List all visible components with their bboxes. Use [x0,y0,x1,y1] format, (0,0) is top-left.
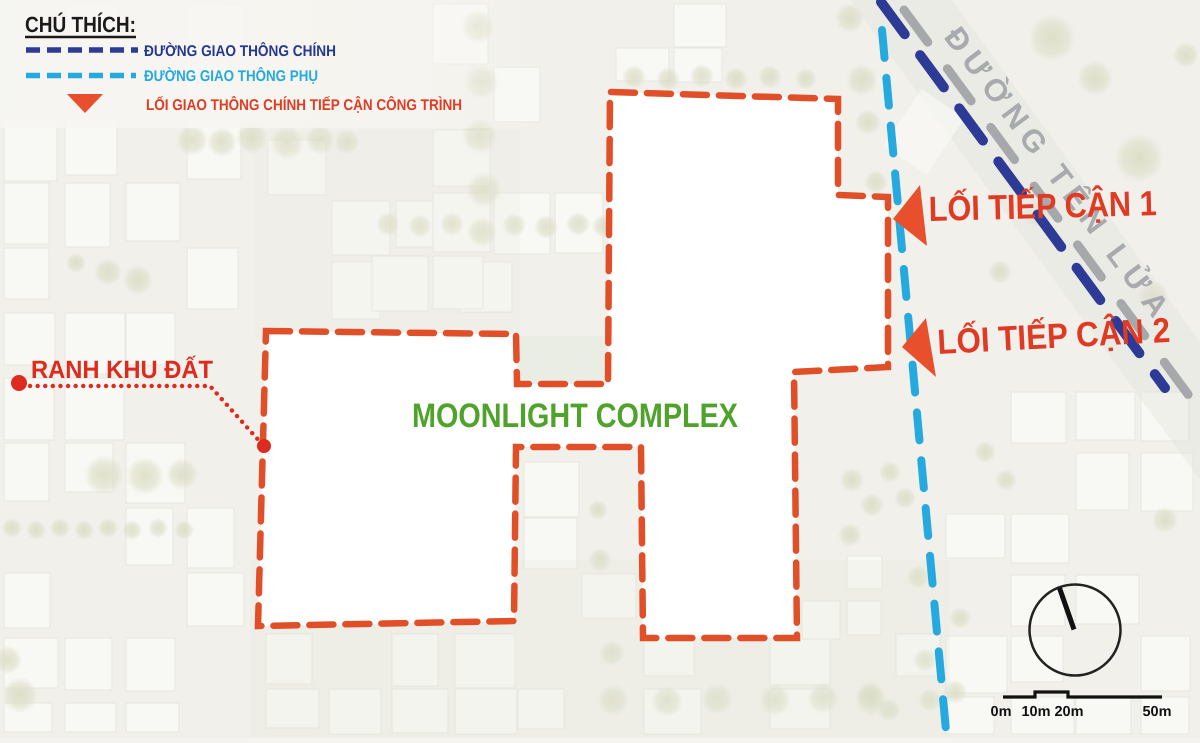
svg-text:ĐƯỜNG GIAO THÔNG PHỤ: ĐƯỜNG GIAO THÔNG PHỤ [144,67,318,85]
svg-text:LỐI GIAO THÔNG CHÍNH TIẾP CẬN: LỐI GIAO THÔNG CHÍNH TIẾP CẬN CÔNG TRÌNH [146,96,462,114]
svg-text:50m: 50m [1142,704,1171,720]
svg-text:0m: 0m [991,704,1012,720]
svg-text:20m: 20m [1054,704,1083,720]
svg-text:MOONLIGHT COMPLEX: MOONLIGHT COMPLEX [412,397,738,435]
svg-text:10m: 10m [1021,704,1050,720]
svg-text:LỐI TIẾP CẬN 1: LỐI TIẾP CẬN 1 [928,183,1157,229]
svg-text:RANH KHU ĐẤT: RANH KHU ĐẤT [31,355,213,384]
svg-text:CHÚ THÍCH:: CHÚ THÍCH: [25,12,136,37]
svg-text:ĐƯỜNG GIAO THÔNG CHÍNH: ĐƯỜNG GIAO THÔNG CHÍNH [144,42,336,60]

========================

Aim of the exercise
Reproduce the item above line for line, with no changes, and leave out the picture.

Complete output
List all visible components with their bboxes. Use [x0,y0,x1,y1] format, (0,0) is top-left.
svg-text:ĐƯỜNG GIAO THÔNG PHỤ: ĐƯỜNG GIAO THÔNG PHỤ [144,67,318,85]
svg-text:LỐI GIAO THÔNG CHÍNH TIẾP CẬN: LỐI GIAO THÔNG CHÍNH TIẾP CẬN CÔNG TRÌNH [146,96,462,114]
svg-text:50m: 50m [1142,704,1171,720]
svg-text:0m: 0m [991,704,1012,720]
svg-text:20m: 20m [1054,704,1083,720]
svg-text:MOONLIGHT COMPLEX: MOONLIGHT COMPLEX [412,397,738,435]
svg-text:10m: 10m [1021,704,1050,720]
svg-text:LỐI TIẾP CẬN 1: LỐI TIẾP CẬN 1 [928,183,1157,229]
svg-text:RANH KHU ĐẤT: RANH KHU ĐẤT [31,355,213,384]
svg-text:CHÚ THÍCH:: CHÚ THÍCH: [25,12,136,37]
svg-text:ĐƯỜNG GIAO THÔNG CHÍNH: ĐƯỜNG GIAO THÔNG CHÍNH [144,42,336,60]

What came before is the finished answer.